EXERCISE TASK: Scan the data below for the string "correct". Show every line where it turns up.

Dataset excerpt
^^^^^^^^^^^^^^^^
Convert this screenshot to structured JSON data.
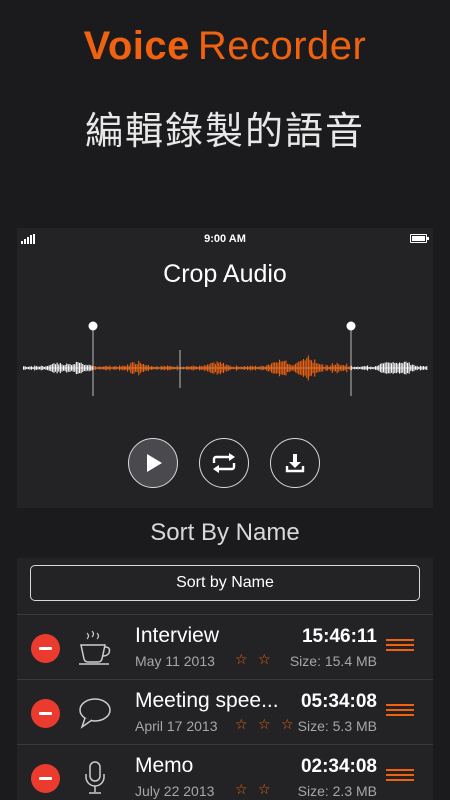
{
  "promo": {
    "title_word1": "Voice",
    "title_word2": "Recorder",
    "subtitle": "編輯錄製的語音",
    "accent_color": "#f0620f"
  },
  "status_bar": {
    "time": "9:00 AM",
    "icons": [
      "signal-icon",
      "battery-icon"
    ]
  },
  "screen": {
    "title": "Crop Audio",
    "controls": [
      "play-icon",
      "repeat-icon",
      "download-icon"
    ]
  },
  "sort": {
    "header": "Sort By Name",
    "button_label": "Sort by Name"
  },
  "recordings": [
    {
      "name": "Interview",
      "date": "May 11 2013",
      "stars": "☆ ☆",
      "time": "15:46:11",
      "size": "Size: 15.4 MB",
      "icon": "coffee-cup-icon"
    },
    {
      "name": "Meeting spee...",
      "date": "April 17 2013",
      "stars": "☆ ☆ ☆",
      "time": "05:34:08",
      "size": "Size: 5.3 MB",
      "icon": "speech-bubble-icon"
    },
    {
      "name": "Memo",
      "date": "July 22 2013",
      "stars": "☆ ☆",
      "time": "02:34:08",
      "size": "Size: 2.3 MB",
      "icon": "microphone-icon"
    }
  ]
}
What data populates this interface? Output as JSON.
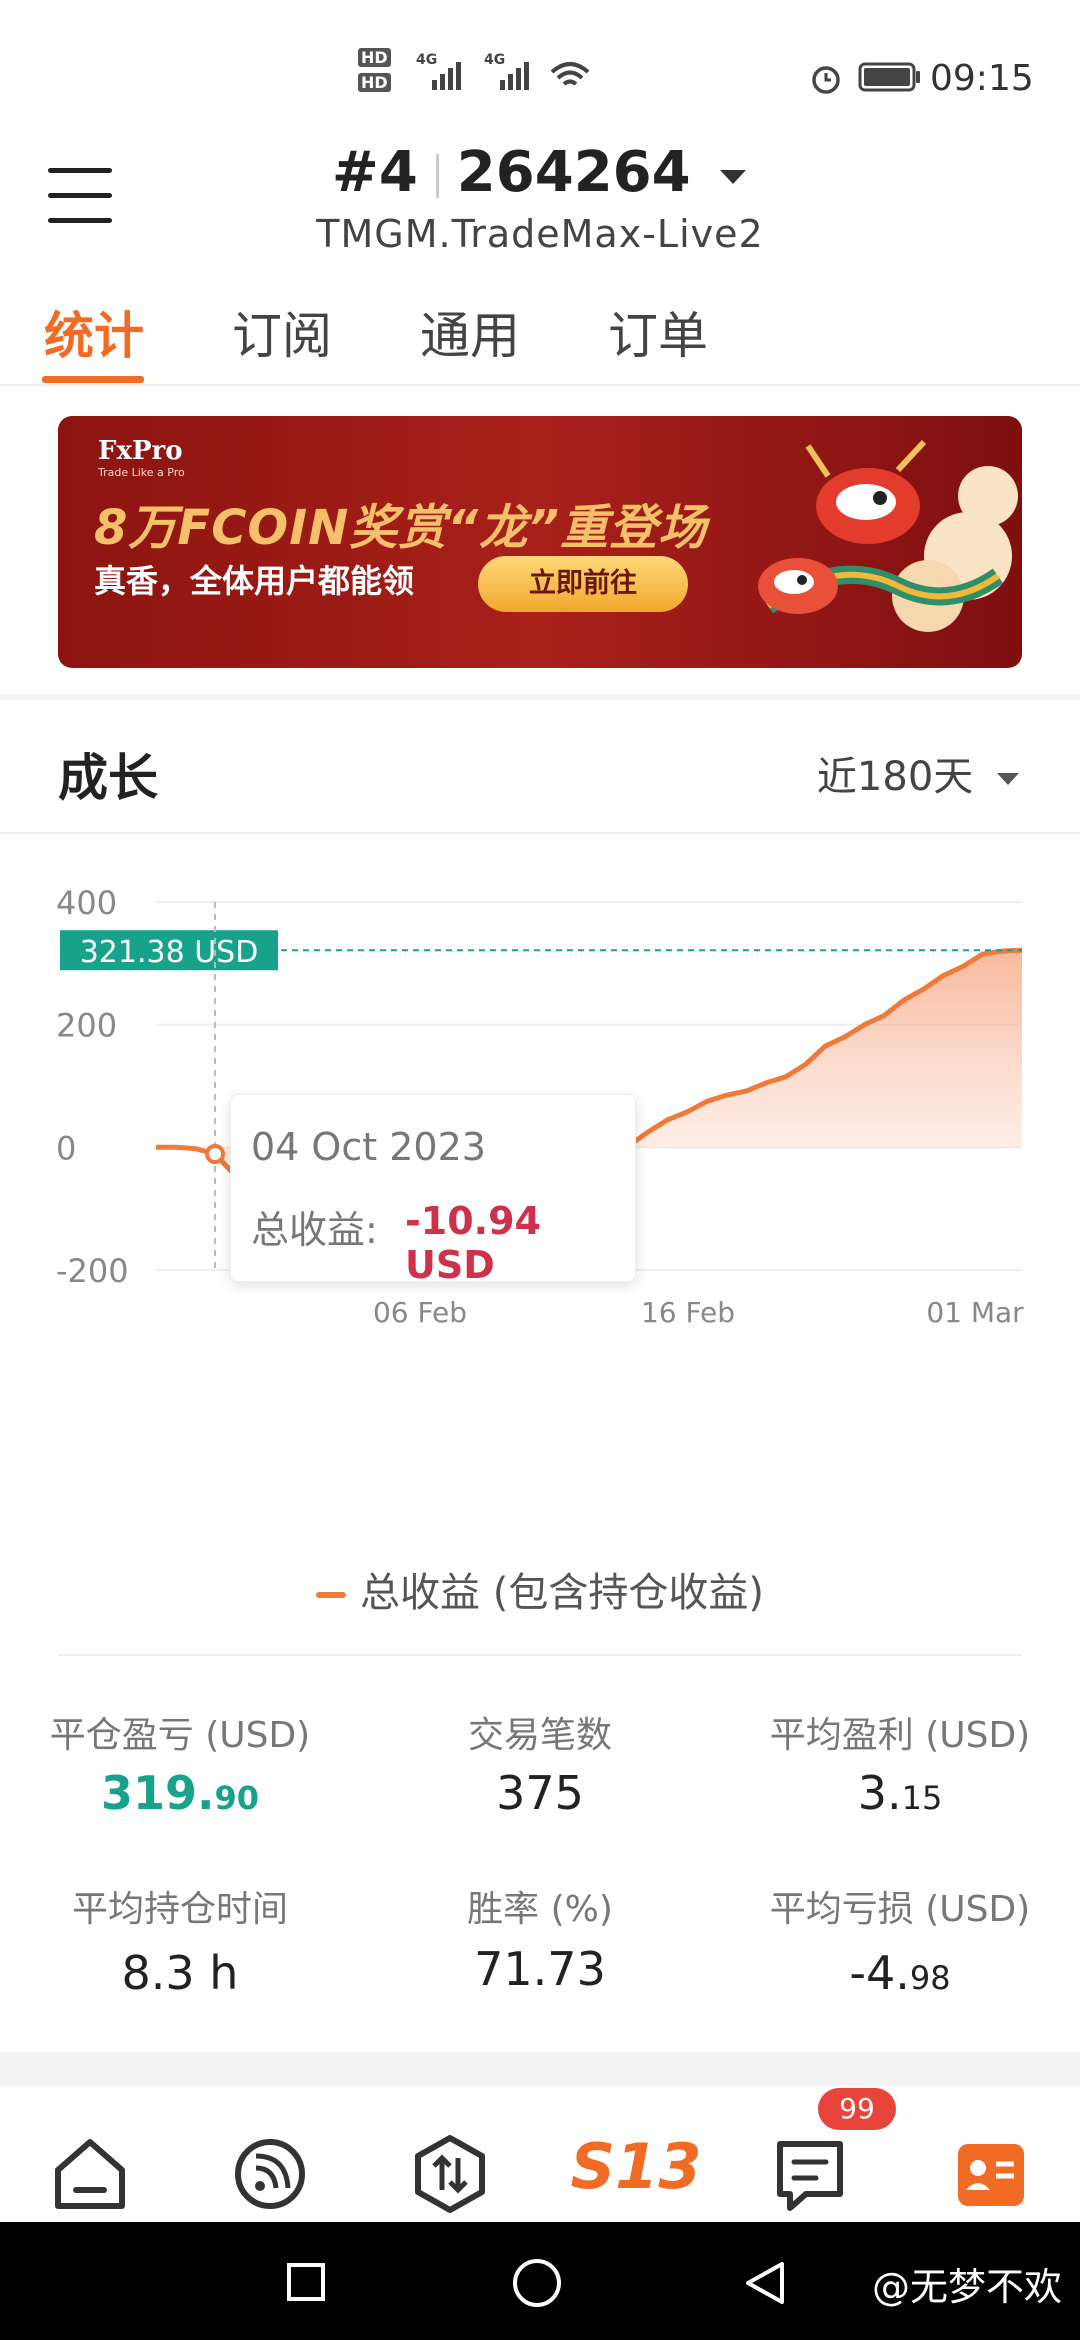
{
  "status_bar": {
    "time": "09:15",
    "hd1": "HD",
    "hd2": "HD",
    "net1": "4G",
    "net2": "4G"
  },
  "header": {
    "account_prefix": "#4",
    "account_number": "264264",
    "server": "TMGM.TradeMax-Live2"
  },
  "tabs": [
    {
      "label": "统计",
      "active": true
    },
    {
      "label": "订阅",
      "active": false
    },
    {
      "label": "通用",
      "active": false
    },
    {
      "label": "订单",
      "active": false
    }
  ],
  "banner": {
    "brand": "FxPro",
    "brand_sub": "Trade Like a Pro",
    "headline": "8万FCOIN奖赏“龙”重登场",
    "sub": "真香，全体用户都能领",
    "cta": "立即前往"
  },
  "growth": {
    "title": "成长",
    "range_label": "近180天"
  },
  "chart_data": {
    "type": "area",
    "title": "",
    "xlabel": "",
    "ylabel": "",
    "ylim": [
      -200,
      400
    ],
    "yticks": [
      "400",
      "200",
      "0",
      "-200"
    ],
    "xticks": [
      "06 Feb",
      "16 Feb",
      "01 Mar"
    ],
    "current_value_label": "321.38 USD",
    "current_value": 321.38,
    "series": [
      {
        "name": "总收益 (包含持仓收益)",
        "color": "#f07a3a",
        "values": [
          0,
          0,
          -2,
          -10.94,
          -45,
          -48,
          -44,
          -46,
          -45,
          -80,
          -75,
          -70,
          -68,
          -75,
          -65,
          -5,
          -45,
          -50,
          -35,
          -28,
          -18,
          -10,
          -2,
          0,
          2,
          25,
          45,
          58,
          75,
          85,
          92,
          105,
          115,
          135,
          165,
          180,
          200,
          215,
          240,
          258,
          280,
          295,
          315,
          320,
          321.38
        ]
      }
    ]
  },
  "tooltip": {
    "date": "04 Oct 2023",
    "label": "总收益:",
    "value": "-10.94 USD"
  },
  "legend": {
    "label": "总收益 (包含持仓收益)"
  },
  "stats": {
    "closed_pl": {
      "label": "平仓盈亏 (USD)",
      "int": "319.",
      "dec": "90"
    },
    "trades": {
      "label": "交易笔数",
      "value": "375"
    },
    "avg_profit": {
      "label": "平均盈利 (USD)",
      "int": "3.",
      "dec": "15"
    },
    "avg_hold": {
      "label": "平均持仓时间",
      "value": "8.3 h"
    },
    "win_rate": {
      "label": "胜率 (%)",
      "value": "71.73"
    },
    "avg_loss": {
      "label": "平均亏损 (USD)",
      "int": "-4.",
      "dec": "98"
    }
  },
  "bottom_nav": {
    "center_logo": "S13",
    "badge": "99"
  },
  "watermark": "@无梦不欢"
}
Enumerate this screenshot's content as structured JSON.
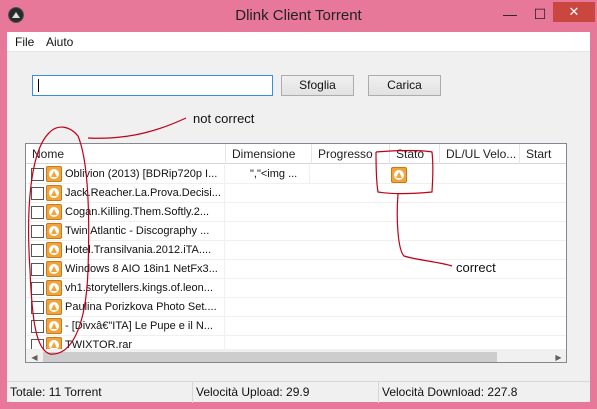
{
  "window": {
    "title": "Dlink Client Torrent",
    "minimize": "—",
    "maximize": "☐",
    "close": "✕"
  },
  "menu": {
    "items": [
      "File",
      "Aiuto"
    ]
  },
  "toolbar": {
    "path_value": "",
    "browse_label": "Sfoglia",
    "load_label": "Carica"
  },
  "table": {
    "columns": [
      "Nome",
      "Dimensione",
      "Progresso",
      "Stato",
      "DL/UL Velo...",
      "Start"
    ],
    "rows": [
      {
        "name": "Oblivion (2013) [BDRip720p I...",
        "size": "\",\"<img ...",
        "status_icon": "arrow-up-circle-icon"
      },
      {
        "name": "Jack.Reacher.La.Prova.Decisi...",
        "size": ""
      },
      {
        "name": "Cogan.Killing.Them.Softly.2...",
        "size": ""
      },
      {
        "name": "Twin Atlantic - Discography ...",
        "size": ""
      },
      {
        "name": "Hotel.Transilvania.2012.iTA....",
        "size": ""
      },
      {
        "name": "Windows 8 AIO 18in1 NetFx3...",
        "size": ""
      },
      {
        "name": "vh1.storytellers.kings.of.leon...",
        "size": ""
      },
      {
        "name": "Paulina Porizkova Photo Set....",
        "size": ""
      },
      {
        "name": "- [Divxâ€\"ITA] Le Pupe e il N...",
        "size": ""
      },
      {
        "name": "TWIXTOR.rar",
        "size": ""
      }
    ]
  },
  "statusbar": {
    "total": "Totale: 11 Torrent",
    "upload": "Velocità Upload: 29.9",
    "download": "Velocità Download: 227.8"
  },
  "annotations": {
    "not_correct": "not correct",
    "correct": "correct",
    "color": "#c0001a"
  }
}
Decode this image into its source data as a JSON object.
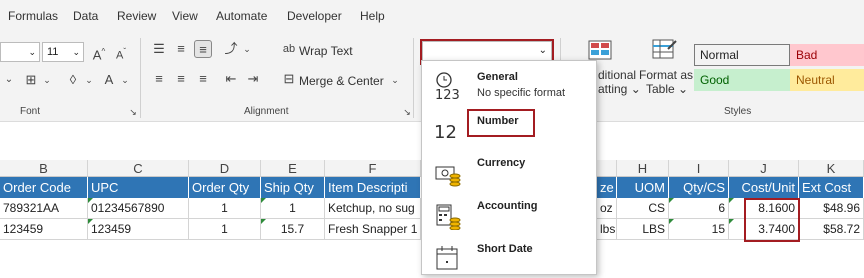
^^^^^^^^^^^^^^^^
EXPECTED ANSWER:
    "not_correct": "not correct",
    "correct": "correct",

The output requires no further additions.